Each entry needs to be restated exactly as written.
──────── Records shown ────────
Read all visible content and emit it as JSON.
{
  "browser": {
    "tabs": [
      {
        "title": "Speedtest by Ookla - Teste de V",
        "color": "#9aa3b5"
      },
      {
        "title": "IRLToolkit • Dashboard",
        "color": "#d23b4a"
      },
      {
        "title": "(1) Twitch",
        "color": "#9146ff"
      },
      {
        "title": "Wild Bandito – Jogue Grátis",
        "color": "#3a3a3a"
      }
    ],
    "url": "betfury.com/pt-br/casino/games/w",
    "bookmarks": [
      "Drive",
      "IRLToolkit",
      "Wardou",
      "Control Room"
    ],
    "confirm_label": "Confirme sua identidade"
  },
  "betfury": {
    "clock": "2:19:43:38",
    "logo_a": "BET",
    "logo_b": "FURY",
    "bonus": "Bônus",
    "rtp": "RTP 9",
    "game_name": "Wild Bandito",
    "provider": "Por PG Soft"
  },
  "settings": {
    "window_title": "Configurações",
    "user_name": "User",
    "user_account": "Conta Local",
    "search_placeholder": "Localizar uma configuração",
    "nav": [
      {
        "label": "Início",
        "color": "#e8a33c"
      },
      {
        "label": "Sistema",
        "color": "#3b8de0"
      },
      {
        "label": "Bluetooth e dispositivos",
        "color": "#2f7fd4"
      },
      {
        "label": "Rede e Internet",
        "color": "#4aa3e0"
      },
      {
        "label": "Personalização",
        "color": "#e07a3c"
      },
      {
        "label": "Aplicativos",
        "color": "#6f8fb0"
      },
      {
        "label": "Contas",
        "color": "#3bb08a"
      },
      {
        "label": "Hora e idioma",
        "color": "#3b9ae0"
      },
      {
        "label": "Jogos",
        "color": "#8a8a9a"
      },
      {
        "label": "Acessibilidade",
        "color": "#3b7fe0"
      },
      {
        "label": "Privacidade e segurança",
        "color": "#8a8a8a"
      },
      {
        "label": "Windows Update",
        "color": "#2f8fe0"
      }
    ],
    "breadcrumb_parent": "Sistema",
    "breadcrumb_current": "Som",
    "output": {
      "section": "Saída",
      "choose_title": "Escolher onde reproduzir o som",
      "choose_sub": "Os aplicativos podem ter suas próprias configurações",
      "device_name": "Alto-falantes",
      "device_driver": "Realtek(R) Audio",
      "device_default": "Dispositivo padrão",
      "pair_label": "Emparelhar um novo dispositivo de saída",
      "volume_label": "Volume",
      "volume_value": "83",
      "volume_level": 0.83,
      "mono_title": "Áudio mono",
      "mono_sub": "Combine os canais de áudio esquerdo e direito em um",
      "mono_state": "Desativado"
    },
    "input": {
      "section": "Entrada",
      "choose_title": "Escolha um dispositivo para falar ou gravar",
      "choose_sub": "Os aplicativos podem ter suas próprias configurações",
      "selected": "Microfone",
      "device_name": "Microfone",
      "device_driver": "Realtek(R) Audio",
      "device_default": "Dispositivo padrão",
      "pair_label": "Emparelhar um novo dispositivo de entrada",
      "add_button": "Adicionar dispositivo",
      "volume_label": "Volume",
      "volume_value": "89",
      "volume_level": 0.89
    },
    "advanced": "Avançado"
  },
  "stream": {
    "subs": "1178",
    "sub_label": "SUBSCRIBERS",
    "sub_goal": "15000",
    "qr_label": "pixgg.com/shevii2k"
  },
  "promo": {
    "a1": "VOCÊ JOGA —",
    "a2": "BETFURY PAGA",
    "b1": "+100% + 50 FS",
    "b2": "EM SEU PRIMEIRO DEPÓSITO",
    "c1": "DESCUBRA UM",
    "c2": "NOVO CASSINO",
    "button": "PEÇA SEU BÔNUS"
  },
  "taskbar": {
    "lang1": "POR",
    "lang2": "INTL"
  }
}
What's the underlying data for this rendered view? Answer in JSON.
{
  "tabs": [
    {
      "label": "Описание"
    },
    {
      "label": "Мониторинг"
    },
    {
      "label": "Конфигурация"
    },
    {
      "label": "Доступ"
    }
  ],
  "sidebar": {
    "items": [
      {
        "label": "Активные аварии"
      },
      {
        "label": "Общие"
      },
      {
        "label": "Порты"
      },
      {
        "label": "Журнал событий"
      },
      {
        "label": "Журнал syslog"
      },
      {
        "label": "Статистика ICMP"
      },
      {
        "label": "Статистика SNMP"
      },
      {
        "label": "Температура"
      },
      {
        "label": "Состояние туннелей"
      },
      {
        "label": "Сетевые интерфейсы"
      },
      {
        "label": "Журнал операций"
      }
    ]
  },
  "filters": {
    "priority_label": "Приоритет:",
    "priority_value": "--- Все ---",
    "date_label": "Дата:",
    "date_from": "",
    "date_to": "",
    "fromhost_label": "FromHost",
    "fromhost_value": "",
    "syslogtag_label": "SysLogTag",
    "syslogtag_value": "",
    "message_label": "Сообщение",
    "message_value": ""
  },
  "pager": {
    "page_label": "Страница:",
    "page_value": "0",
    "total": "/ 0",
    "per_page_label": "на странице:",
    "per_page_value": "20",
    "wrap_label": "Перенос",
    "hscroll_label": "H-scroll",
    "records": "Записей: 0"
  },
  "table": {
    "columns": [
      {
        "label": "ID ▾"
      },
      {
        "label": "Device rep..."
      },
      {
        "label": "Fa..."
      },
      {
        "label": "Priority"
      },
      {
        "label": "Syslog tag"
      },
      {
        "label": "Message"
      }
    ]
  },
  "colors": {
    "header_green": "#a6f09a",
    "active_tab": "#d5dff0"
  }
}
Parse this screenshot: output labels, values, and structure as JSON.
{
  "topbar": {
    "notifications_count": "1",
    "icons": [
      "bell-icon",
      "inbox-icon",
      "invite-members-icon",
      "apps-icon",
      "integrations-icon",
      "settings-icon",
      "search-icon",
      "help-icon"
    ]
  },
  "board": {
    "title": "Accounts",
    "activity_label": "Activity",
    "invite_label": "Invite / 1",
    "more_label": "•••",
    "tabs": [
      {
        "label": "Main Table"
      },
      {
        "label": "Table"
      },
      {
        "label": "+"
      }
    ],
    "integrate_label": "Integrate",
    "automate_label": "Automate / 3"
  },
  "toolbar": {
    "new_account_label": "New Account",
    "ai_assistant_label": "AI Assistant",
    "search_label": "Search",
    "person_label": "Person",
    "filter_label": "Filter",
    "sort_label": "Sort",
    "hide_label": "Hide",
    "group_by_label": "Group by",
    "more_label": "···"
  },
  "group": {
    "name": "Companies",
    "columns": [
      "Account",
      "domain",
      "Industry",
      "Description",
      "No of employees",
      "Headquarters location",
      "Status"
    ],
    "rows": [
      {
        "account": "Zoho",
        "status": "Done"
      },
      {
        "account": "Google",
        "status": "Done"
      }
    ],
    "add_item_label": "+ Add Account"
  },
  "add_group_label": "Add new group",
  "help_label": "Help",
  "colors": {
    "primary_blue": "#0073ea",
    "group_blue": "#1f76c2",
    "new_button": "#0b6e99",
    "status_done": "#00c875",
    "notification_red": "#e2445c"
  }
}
────────
| Exercise solution |
Read all visible content and emit it as JSON.
{
  "browser": {
    "tabs": [
      {
        "title": "Speedtest by Ookla - Teste de V",
        "color": "#9aa3b5"
      },
      {
        "title": "IRLToolkit • Dashboard",
        "color": "#d23b4a"
      },
      {
        "title": "(1) Twitch",
        "color": "#9146ff"
      },
      {
        "title": "Wild Bandito – Jogue Grátis",
        "color": "#3a3a3a"
      }
    ],
    "url": "betfury.com/pt-br/casino/games/w",
    "bookmarks": [
      "Drive",
      "IRLToolkit",
      "Wardou",
      "Control Room"
    ],
    "confirm_label": "Confirme sua identidade"
  },
  "betfury": {
    "clock": "2:19:43:38",
    "logo_a": "BET",
    "logo_b": "FURY",
    "bonus": "Bônus",
    "rtp": "RTP 9",
    "game_name": "Wild Bandito",
    "provider": "Por PG Soft"
  },
  "settings": {
    "window_title": "Configurações",
    "user_name": "User",
    "user_account": "Conta Local",
    "search_placeholder": "Localizar uma configuração",
    "nav": [
      {
        "label": "Início",
        "color": "#e8a33c"
      },
      {
        "label": "Sistema",
        "color": "#3b8de0"
      },
      {
        "label": "Bluetooth e dispositivos",
        "color": "#2f7fd4"
      },
      {
        "label": "Rede e Internet",
        "color": "#4aa3e0"
      },
      {
        "label": "Personalização",
        "color": "#e07a3c"
      },
      {
        "label": "Aplicativos",
        "color": "#6f8fb0"
      },
      {
        "label": "Contas",
        "color": "#3bb08a"
      },
      {
        "label": "Hora e idioma",
        "color": "#3b9ae0"
      },
      {
        "label": "Jogos",
        "color": "#8a8a9a"
      },
      {
        "label": "Acessibilidade",
        "color": "#3b7fe0"
      },
      {
        "label": "Privacidade e segurança",
        "color": "#8a8a8a"
      },
      {
        "label": "Windows Update",
        "color": "#2f8fe0"
      }
    ],
    "breadcrumb_parent": "Sistema",
    "breadcrumb_current": "Som",
    "output": {
      "section": "Saída",
      "choose_title": "Escolher onde reproduzir o som",
      "choose_sub": "Os aplicativos podem ter suas próprias configurações",
      "device_name": "Alto-falantes",
      "device_driver": "Realtek(R) Audio",
      "device_default": "Dispositivo padrão",
      "pair_label": "Emparelhar um novo dispositivo de saída",
      "volume_label": "Volume",
      "volume_value": "83",
      "volume_level": 0.83,
      "mono_title": "Áudio mono",
      "mono_sub": "Combine os canais de áudio esquerdo e direito em um",
      "mono_state": "Desativado"
    },
    "input": {
      "section": "Entrada",
      "choose_title": "Escolha um dispositivo para falar ou gravar",
      "choose_sub": "Os aplicativos podem ter suas próprias configurações",
      "selected": "Microfone",
      "device_name": "Microfone",
      "device_driver": "Realtek(R) Audio",
      "device_default": "Dispositivo padrão",
      "pair_label": "Emparelhar um novo dispositivo de entrada",
      "add_button": "Adicionar dispositivo",
      "volume_label": "Volume",
      "volume_value": "89",
      "volume_level": 0.89
    },
    "advanced": "Avançado"
  },
  "stream": {
    "subs": "1178",
    "sub_label": "SUBSCRIBERS",
    "sub_goal": "15000",
    "qr_label": "pixgg.com/shevii2k"
  },
  "promo": {
    "a1": "VOCÊ JOGA —",
    "a2": "BETFURY PAGA",
    "b1": "+100% + 50 FS",
    "b2": "EM SEU PRIMEIRO DEPÓSITO",
    "c1": "DESCUBRA UM",
    "c2": "NOVO CASSINO",
    "button": "PEÇA SEU BÔNUS"
  },
  "taskbar": {
    "lang1": "POR",
    "lang2": "INTL"
  }
}
What's the underlying data for this rendered view? Answer in JSON.
{
  "tabs": [
    {
      "label": "Описание"
    },
    {
      "label": "Мониторинг"
    },
    {
      "label": "Конфигурация"
    },
    {
      "label": "Доступ"
    }
  ],
  "sidebar": {
    "items": [
      {
        "label": "Активные аварии"
      },
      {
        "label": "Общие"
      },
      {
        "label": "Порты"
      },
      {
        "label": "Журнал событий"
      },
      {
        "label": "Журнал syslog"
      },
      {
        "label": "Статистика ICMP"
      },
      {
        "label": "Статистика SNMP"
      },
      {
        "label": "Температура"
      },
      {
        "label": "Состояние туннелей"
      },
      {
        "label": "Сетевые интерфейсы"
      },
      {
        "label": "Журнал операций"
      }
    ]
  },
  "filters": {
    "priority_label": "Приоритет:",
    "priority_value": "--- Все ---",
    "date_label": "Дата:",
    "date_from": "",
    "date_to": "",
    "fromhost_label": "FromHost",
    "fromhost_value": "",
    "syslogtag_label": "SysLogTag",
    "syslogtag_value": "",
    "message_label": "Сообщение",
    "message_value": ""
  },
  "pager": {
    "page_label": "Страница:",
    "page_value": "0",
    "total": "/ 0",
    "per_page_label": "на странице:",
    "per_page_value": "20",
    "wrap_label": "Перенос",
    "hscroll_label": "H-scroll",
    "records": "Записей: 0"
  },
  "table": {
    "columns": [
      {
        "label": "ID ▾"
      },
      {
        "label": "Device rep..."
      },
      {
        "label": "Fa..."
      },
      {
        "label": "Priority"
      },
      {
        "label": "Syslog tag"
      },
      {
        "label": "Message"
      }
    ]
  },
  "colors": {
    "header_green": "#a6f09a",
    "active_tab": "#d5dff0"
  }
}
Parse this screenshot: output labels, values, and structure as JSON.
{
  "topbar": {
    "notifications_count": "1",
    "icons": [
      "bell-icon",
      "inbox-icon",
      "invite-members-icon",
      "apps-icon",
      "integrations-icon",
      "settings-icon",
      "search-icon",
      "help-icon"
    ]
  },
  "board": {
    "title": "Accounts",
    "activity_label": "Activity",
    "invite_label": "Invite / 1",
    "more_label": "•••",
    "tabs": [
      {
        "label": "Main Table"
      },
      {
        "label": "Table"
      },
      {
        "label": "+"
      }
    ],
    "integrate_label": "Integrate",
    "automate_label": "Automate / 3"
  },
  "toolbar": {
    "new_account_label": "New Account",
    "ai_assistant_label": "AI Assistant",
    "search_label": "Search",
    "person_label": "Person",
    "filter_label": "Filter",
    "sort_label": "Sort",
    "hide_label": "Hide",
    "group_by_label": "Group by",
    "more_label": "···"
  },
  "group": {
    "name": "Companies",
    "columns": [
      "Account",
      "domain",
      "Industry",
      "Description",
      "No of employees",
      "Headquarters location",
      "Status"
    ],
    "rows": [
      {
        "account": "Zoho",
        "status": "Done"
      },
      {
        "account": "Google",
        "status": "Done"
      }
    ],
    "add_item_label": "+ Add Account"
  },
  "add_group_label": "Add new group",
  "help_label": "Help",
  "colors": {
    "primary_blue": "#0073ea",
    "group_blue": "#1f76c2",
    "new_button": "#0b6e99",
    "status_done": "#00c875",
    "notification_red": "#e2445c"
  }
}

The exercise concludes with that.